## EXTRAIT DU TEXTE
________

4 millions de dollars dépensés en lobbying "Noms de domaine"

Le lobbying est une activité officielle et légitime en Amérique. Même en ce qui concerne les noms de domaine…

Pratique encore trop souvent considérée comme douteuse en France, le lobbying est tout à fait accepté aux Etats-Unis. Il y a même une loi, le "lobbying disclosure act", visant à garantir le maximum de transparence autour de cette activité. Datant de 1995, elle oblige les lobbyistes accrédités à soumettre des rapports trimestriels sur leurs activités (voir http://lobbyingdisclosure.house.gov/ pour plus d'informations).
 
Un site Internet américain a épluché ces rapports, et plus particulièrement ceux ayant trait au lobbying sur les noms de domaine. Vus du Vieux Continent, les chiffres résultants de ces épluchures peuvent surprendre. En tout, $3,965 millions auraient été "investis" dans des actions de lobbying en rapport avec l'industrie du nommage sur Internet en 2009.
 
Des enjeux financiers importants 
Le plus important lobbyiste est le poids lourd du secteur : Verisign. Cette société américaine est responsable du bon fonctionnement du .COM et du .NET. En tant que tel, elle est le plus gros contributeur unique au budget de l'Icann, l'instance de régulation de l'Internet. Pour l'année fiscale 2010 (l'Icann fixe la sienne du 1e juillet au 30 juin de chaque année calendaire), le budget de l'Icann devrait s'élever à $54,4 millions, le régulateur empochant $63,6 de recettes sur la même période.

________

## DONNÉES AFFICHÉES
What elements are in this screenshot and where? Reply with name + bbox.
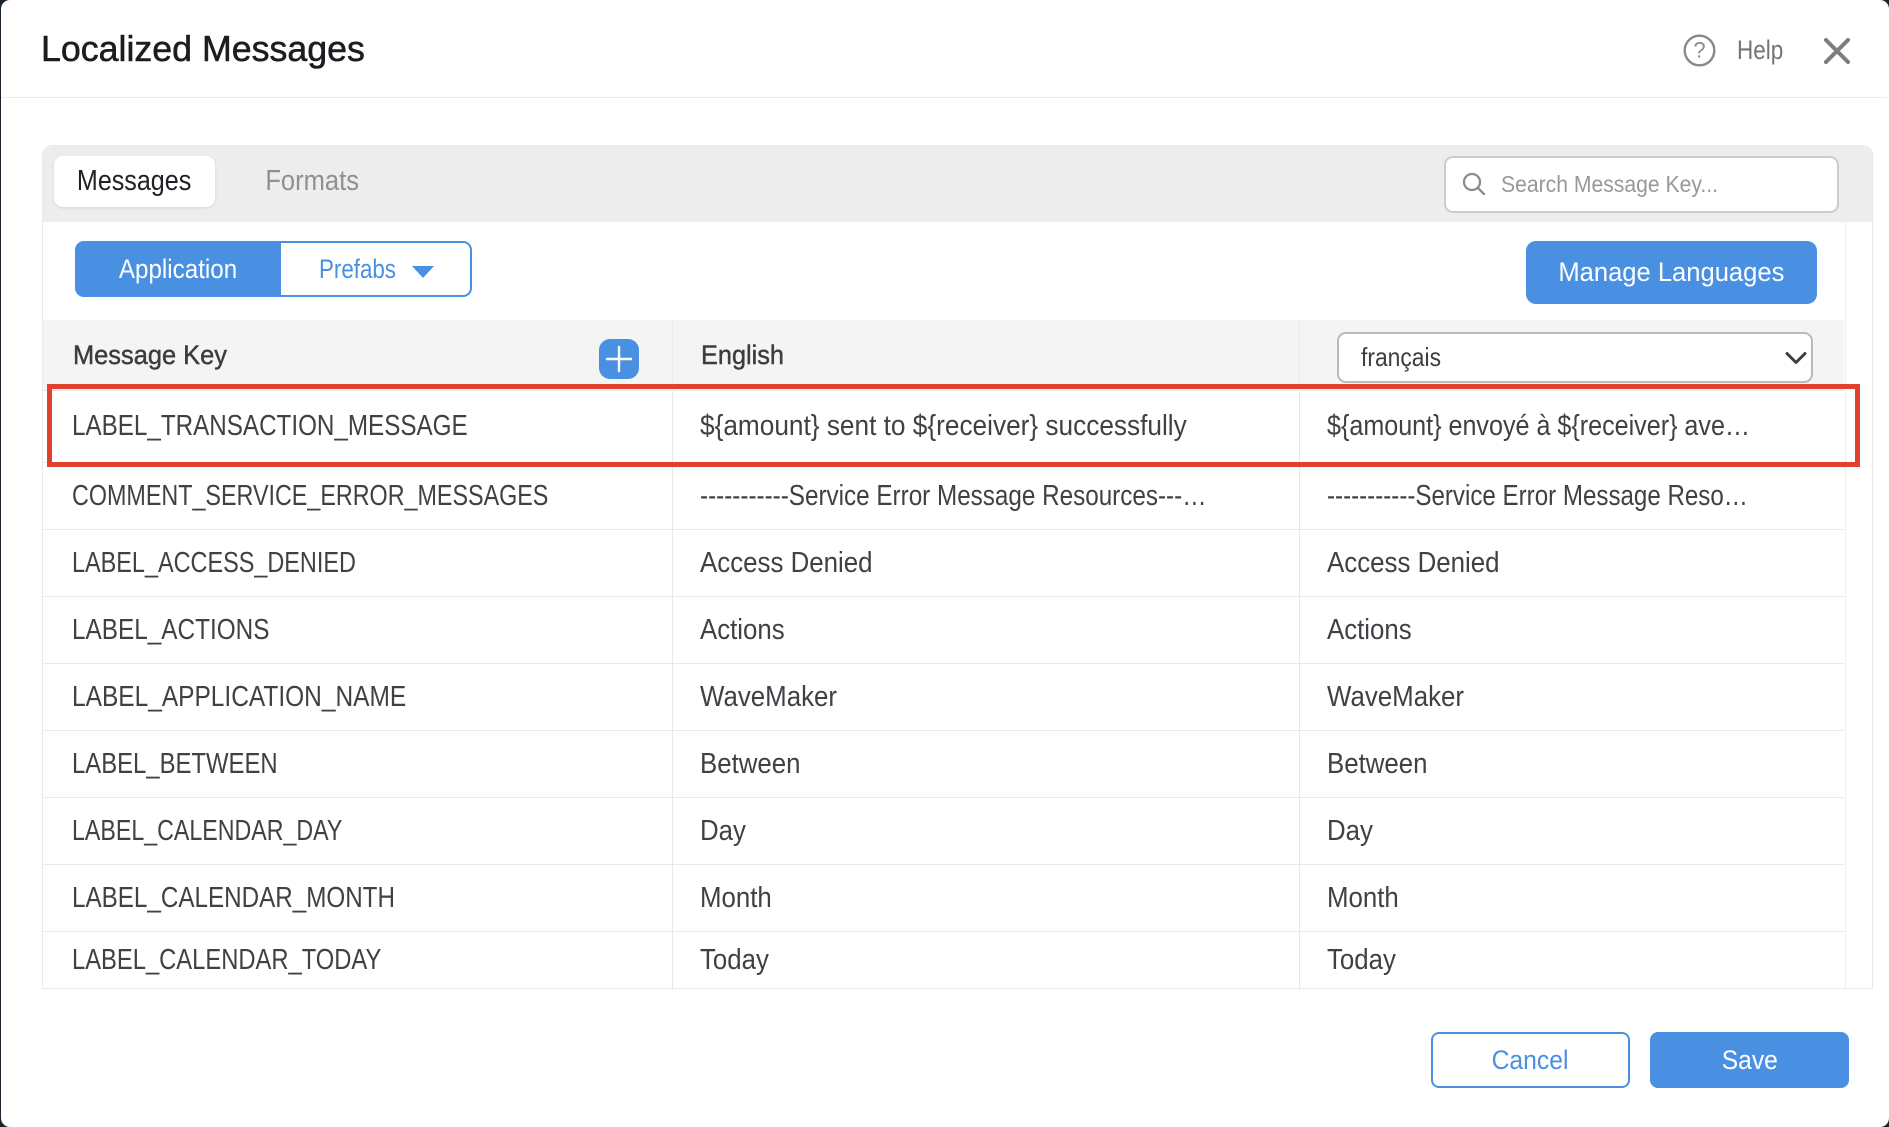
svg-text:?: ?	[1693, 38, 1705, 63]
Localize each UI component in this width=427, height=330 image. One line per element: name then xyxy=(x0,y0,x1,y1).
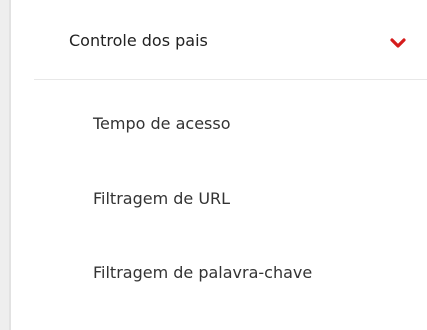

________

## TÂCHES ET EXERCICES
• 1. Extrayez de l'article sur le lobbying lié aux noms de domaine le passage situé entre « Pratique encore trop » et « Internet en 2009. », ces deux bornes comprises.
• 2. Prolongez l'article sur le lobbying lié aux noms de domaine à partir de l'endroit où il s'arrête.

## RÉSULTATS DES TÂCHES
• 1.
Pratique encore trop souvent considérée comme douteuse en France, le lobbying est tout à fait accepté aux Etats-Unis. Il y a même une loi, le "lobbying disclosure act", visant à garantir le maximum de transparence autour de cette activité. Datant de 1995, elle oblige les lobbyistes accrédités à soumettre des rapports trimestriels sur leurs activités (voir http://lobbyingdisclosure.house.gov/ pour plus d'informations).
 
Un site Internet américain a épluché ces rapports, et plus particulièrement ceux ayant trait au lobbying sur les noms de domaine. Vus du Vieux Continent, les chiffres résultants de ces épluchures peuvent surprendre. En tout, $3,965 millions auraient été "investis" dans des actions de lobbying en rapport avec l'industrie du nommage sur Internet en 2009.

• 2.
 
Une grosse part de ces recettes provient de la vente de noms de domaine : L'Icann perçoit une taxe sur chaque nom vendu. Une partie de ces taxes est versé par les registres, c'est à dire les gestionnaires d'extensions (comme Verisign pour le .COM) et une autre par les bureaux d'enregistrement accrédités (appelés registrars en Anglais) comme Indom. Or, en 2010, le montant de la taxe à payer  à l'Icann par Verisign (pour les 87,3 millions de noms en .COM et les 13,8 millions de noms en .NET) est estimée à $28,3 millions !
 
Cette taxe peut sembler colossale mais est, bien entendu, proportionnée aux bénéfices qu'engendre Verisign à gérer les deux principales extensions historiques de l'Internet. On le comprend donc, la société a tout intérêt à surveiller de prêt ce que fait l'Icann et à soigner ses relations avec les ministères américains en charge de légiférer les noms de domaine. Verisign est aussi très présent au sein même de l'Icann. Un exemple : le président du GNSO, dont j'assure la vice-présidence, est un employé de Verisign. Or, le GNSO est justement l'entité au sein de l'Icann en charge d'élaborer les règles et les politiques pour les extensions génériques comme le .COM ou le .NET...
 
En 2009, Verisign n'a donc pas hésité à dépenser 2,4 millions de dollars en lobbying. Les règles fixées par l'Icann en matière de nommage (et sur lesquelles le gouvernement américain garde un oeil très attentif) ou celles visant à combattre les abus notoires comme le phishing sont parmi les sujets abordés par les lobbyistes représentant la société lorsqu'ils ont approché les politiques américains.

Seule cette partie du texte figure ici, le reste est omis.